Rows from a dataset
++++++++

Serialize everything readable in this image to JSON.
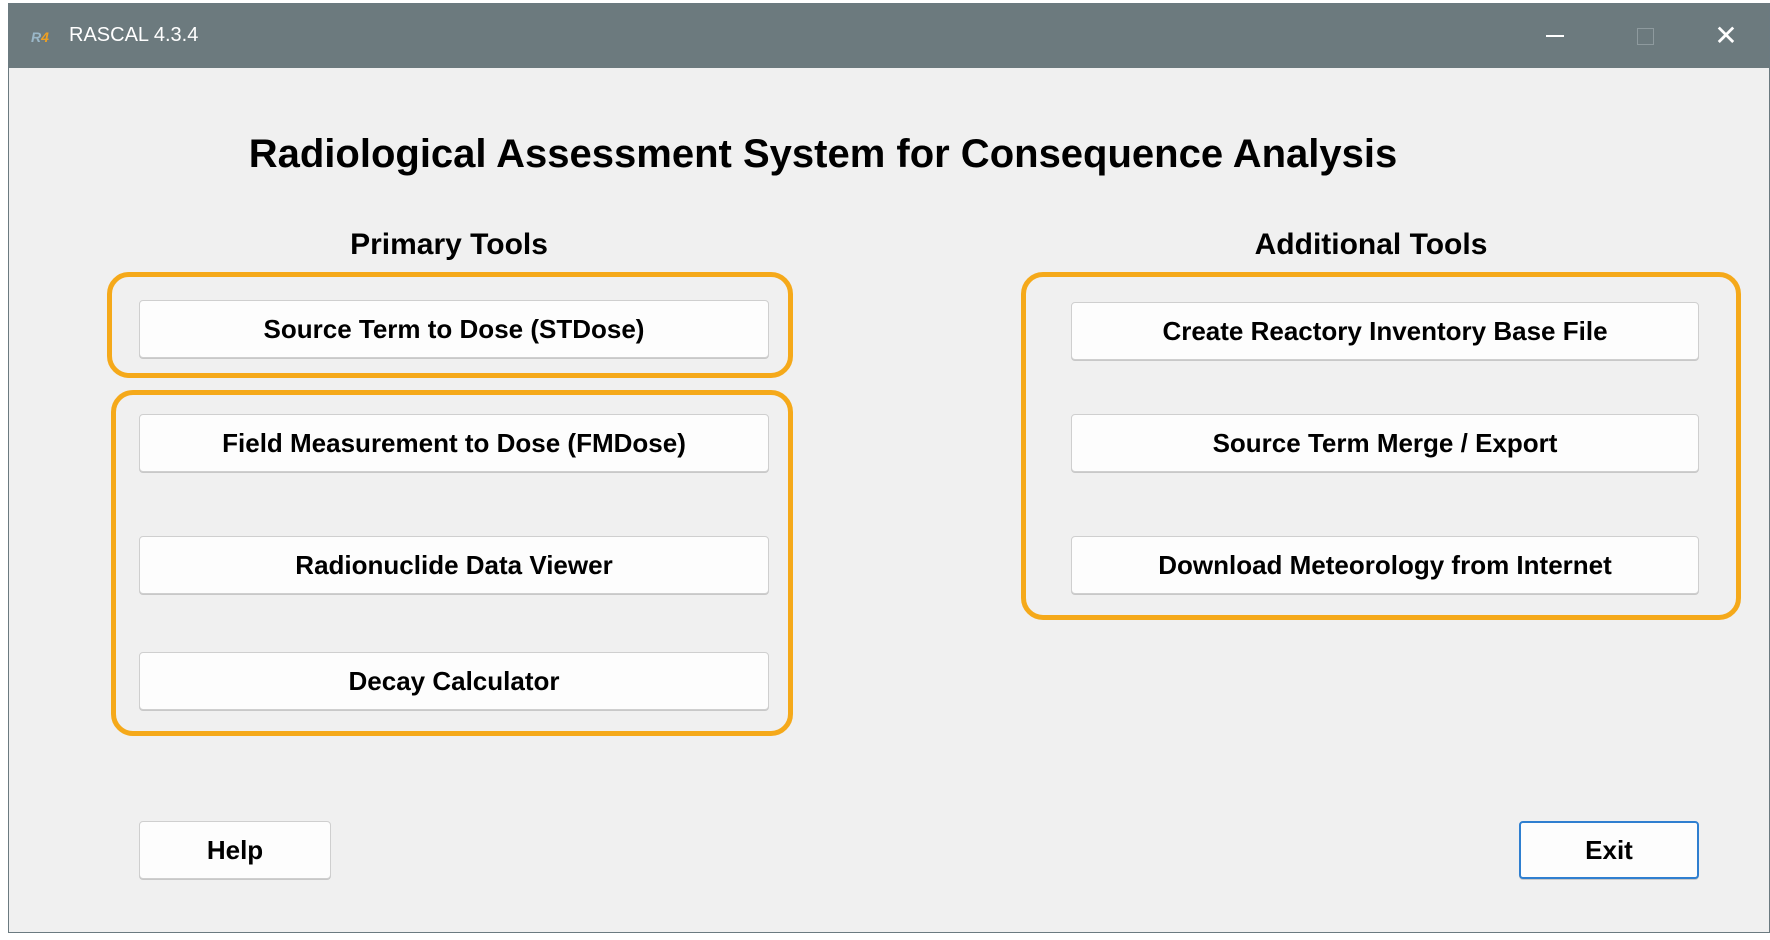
{
  "window": {
    "title": "RASCAL 4.3.4",
    "icon": "rascal-app-icon",
    "controls": [
      "minimize",
      "maximize",
      "close"
    ]
  },
  "main_title": "Radiological Assessment System for Consequence Analysis",
  "primary_tools": {
    "heading": "Primary Tools",
    "buttons": [
      "Source Term to Dose (STDose)",
      "Field Measurement to Dose (FMDose)",
      "Radionuclide Data Viewer",
      "Decay Calculator"
    ]
  },
  "additional_tools": {
    "heading": "Additional Tools",
    "buttons": [
      "Create Reactory Inventory Base File",
      "Source Term Merge / Export",
      "Download Meteorology from Internet"
    ]
  },
  "footer": {
    "help_label": "Help",
    "exit_label": "Exit"
  },
  "colors": {
    "highlight_outline": "#f5a91a",
    "titlebar": "#6c7a7e",
    "focus_border": "#2f7fd0"
  }
}
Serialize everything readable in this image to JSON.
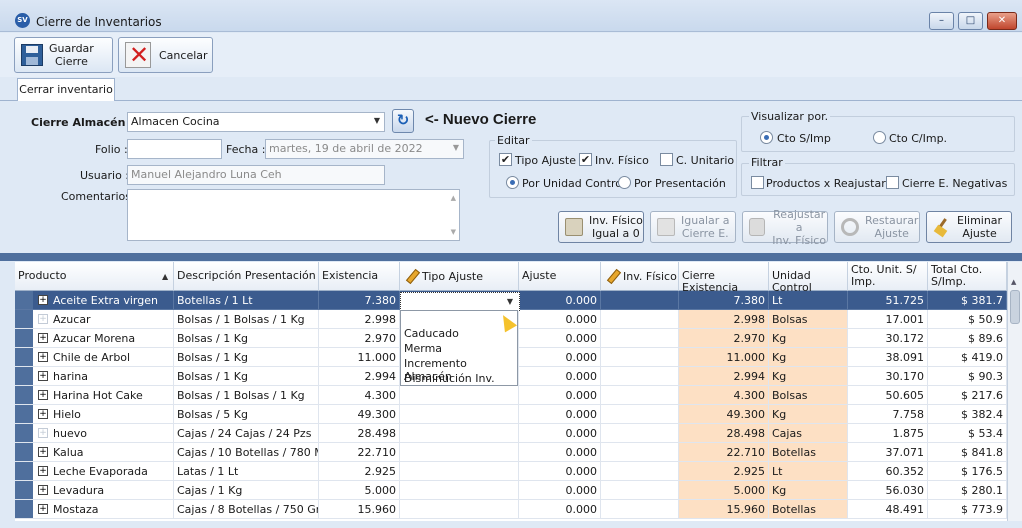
{
  "window": {
    "title": "Cierre de Inventarios",
    "icon": "app-icon",
    "icon_text": "SV",
    "min": "–",
    "max": "□",
    "close": "✕"
  },
  "toolbar": {
    "save": {
      "label_top": "Guardar",
      "label_bottom": "Cierre",
      "icon": "save-icon"
    },
    "cancel": {
      "label": "Cancelar",
      "icon": "cancel-icon"
    }
  },
  "tabs": [
    {
      "label": "Cerrar inventario"
    }
  ],
  "form": {
    "almacen_label": "Cierre Almacén :",
    "almacen_value": "Almacen Cocina",
    "refresh_icon": "↻",
    "nuevo_cierre": "<- Nuevo Cierre",
    "folio_label": "Folio :",
    "folio_value": "",
    "fecha_label": "Fecha :",
    "fecha_value": "martes, 19 de abril de 2022",
    "usuario_label": "Usuario :",
    "usuario_value": "Manuel Alejandro  Luna Ceh",
    "comentarios_label": "Comentarios",
    "comentarios_value": ""
  },
  "editar": {
    "title": "Editar",
    "tipo_ajuste": {
      "label": "Tipo Ajuste",
      "checked": true
    },
    "inv_fisico": {
      "label": "Inv. Físico",
      "checked": true
    },
    "c_unitario": {
      "label": "C. Unitario",
      "checked": false
    },
    "por_unidad": {
      "label": "Por Unidad Control",
      "selected": true
    },
    "por_presentacion": {
      "label": "Por Presentación",
      "selected": false
    }
  },
  "visualizar": {
    "title": "Visualizar por.",
    "cto_simp": {
      "label": "Cto S/Imp",
      "selected": true
    },
    "cto_cimp": {
      "label": "Cto C/Imp.",
      "selected": false
    }
  },
  "filtrar": {
    "title": "Filtrar",
    "productos_reajustar": {
      "label": "Productos x Reajustar",
      "checked": false
    },
    "cierre_negativas": {
      "label": "Cierre E. Negativas",
      "checked": false
    }
  },
  "actions": [
    {
      "top": "Inv. Físico",
      "bottom": "Igual a 0",
      "icon": "scale-icon",
      "enabled": true
    },
    {
      "top": "Igualar a",
      "bottom": "Cierre E.",
      "icon": "equalize-icon",
      "enabled": false
    },
    {
      "top": "Reajustar a",
      "bottom": "Inv. Físico",
      "icon": "readjust-icon",
      "enabled": false
    },
    {
      "top": "Restaurar",
      "bottom": "Ajuste",
      "icon": "restore-icon",
      "enabled": false
    },
    {
      "top": "Eliminar",
      "bottom": "Ajuste",
      "icon": "broom-icon",
      "enabled": true
    }
  ],
  "grid": {
    "columns": {
      "producto": "Producto",
      "descripcion": "Descripción Presentación",
      "existencia": "Existencia",
      "tipo_ajuste": "Tipo Ajuste",
      "ajuste": "Ajuste",
      "inv_fisico": "Inv. Físico",
      "cierre_existencia": "Cierre Existencia",
      "unidad_control": "Unidad Control",
      "cto_unit_1": "Cto. Unit. S/",
      "cto_unit_2": "Imp.",
      "total_cto_1": "Total Cto.",
      "total_cto_2": "S/Imp."
    },
    "rows": [
      {
        "producto": "Aceite Extra virgen",
        "expander": "+",
        "descripcion": "Botellas / 1 Lt",
        "existencia": "7.380",
        "tipo_ajuste": "",
        "ajuste": "0.000",
        "inv_fisico": "",
        "cierre": "7.380",
        "unidad": "Lt",
        "cto": "51.725",
        "total": "$ 381.7"
      },
      {
        "producto": "Azucar",
        "expander": "+",
        "descripcion": "Bolsas / 1 Bolsas / 1 Kg",
        "existencia": "2.998",
        "tipo_ajuste": "",
        "ajuste": "0.000",
        "inv_fisico": "",
        "cierre": "2.998",
        "unidad": "Bolsas",
        "cto": "17.001",
        "total": "$ 50.9"
      },
      {
        "producto": "Azucar Morena",
        "expander": "+",
        "descripcion": "Bolsas / 1 Kg",
        "existencia": "2.970",
        "tipo_ajuste": "",
        "ajuste": "0.000",
        "inv_fisico": "",
        "cierre": "2.970",
        "unidad": "Kg",
        "cto": "30.172",
        "total": "$ 89.6"
      },
      {
        "producto": "Chile de Arbol",
        "expander": "+",
        "descripcion": "Bolsas / 1 Kg",
        "existencia": "11.000",
        "tipo_ajuste": "",
        "ajuste": "0.000",
        "inv_fisico": "",
        "cierre": "11.000",
        "unidad": "Kg",
        "cto": "38.091",
        "total": "$ 419.0"
      },
      {
        "producto": "harina",
        "expander": "+",
        "descripcion": "Bolsas / 1 Kg",
        "existencia": "2.994",
        "tipo_ajuste": "",
        "ajuste": "0.000",
        "inv_fisico": "",
        "cierre": "2.994",
        "unidad": "Kg",
        "cto": "30.170",
        "total": "$ 90.3"
      },
      {
        "producto": "Harina Hot Cake",
        "expander": "+",
        "descripcion": "Bolsas / 1 Bolsas / 1 Kg",
        "existencia": "4.300",
        "tipo_ajuste": "",
        "ajuste": "0.000",
        "inv_fisico": "",
        "cierre": "4.300",
        "unidad": "Bolsas",
        "cto": "50.605",
        "total": "$ 217.6"
      },
      {
        "producto": "Hielo",
        "expander": "+",
        "descripcion": "Bolsas / 5 Kg",
        "existencia": "49.300",
        "tipo_ajuste": "",
        "ajuste": "0.000",
        "inv_fisico": "",
        "cierre": "49.300",
        "unidad": "Kg",
        "cto": "7.758",
        "total": "$ 382.4"
      },
      {
        "producto": "huevo",
        "expander": "+",
        "descripcion": "Cajas / 24 Cajas / 24 Pzs",
        "existencia": "28.498",
        "tipo_ajuste": "",
        "ajuste": "0.000",
        "inv_fisico": "",
        "cierre": "28.498",
        "unidad": "Cajas",
        "cto": "1.875",
        "total": "$ 53.4"
      },
      {
        "producto": "Kalua",
        "expander": "+",
        "descripcion": "Cajas / 10 Botellas / 780 ML",
        "existencia": "22.710",
        "tipo_ajuste": "",
        "ajuste": "0.000",
        "inv_fisico": "",
        "cierre": "22.710",
        "unidad": "Botellas",
        "cto": "37.071",
        "total": "$ 841.8"
      },
      {
        "producto": "Leche Evaporada",
        "expander": "+",
        "descripcion": "Latas / 1 Lt",
        "existencia": "2.925",
        "tipo_ajuste": "",
        "ajuste": "0.000",
        "inv_fisico": "",
        "cierre": "2.925",
        "unidad": "Lt",
        "cto": "60.352",
        "total": "$ 176.5"
      },
      {
        "producto": "Levadura",
        "expander": "+",
        "descripcion": "Cajas / 1 Kg",
        "existencia": "5.000",
        "tipo_ajuste": "",
        "ajuste": "0.000",
        "inv_fisico": "",
        "cierre": "5.000",
        "unidad": "Kg",
        "cto": "56.030",
        "total": "$ 280.1"
      },
      {
        "producto": "Mostaza",
        "expander": "+",
        "descripcion": "Cajas / 8 Botellas / 750 Gr",
        "existencia": "15.960",
        "tipo_ajuste": "",
        "ajuste": "0.000",
        "inv_fisico": "",
        "cierre": "15.960",
        "unidad": "Botellas",
        "cto": "48.491",
        "total": "$ 773.9"
      }
    ],
    "dropdown_options": [
      "Caducado",
      "Merma",
      "Incremento Almacén",
      "Disminución Inv."
    ]
  },
  "colors": {
    "selected_row": "#3b5b8e",
    "peach": "#fde0c4",
    "header_bar": "#4f6f9d"
  }
}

++++++++

Task objective: Search the lines above for the string "Azucar", then show every one that has it.

Written response:
        "producto": "Azucar",
        "producto": "Azucar Morena",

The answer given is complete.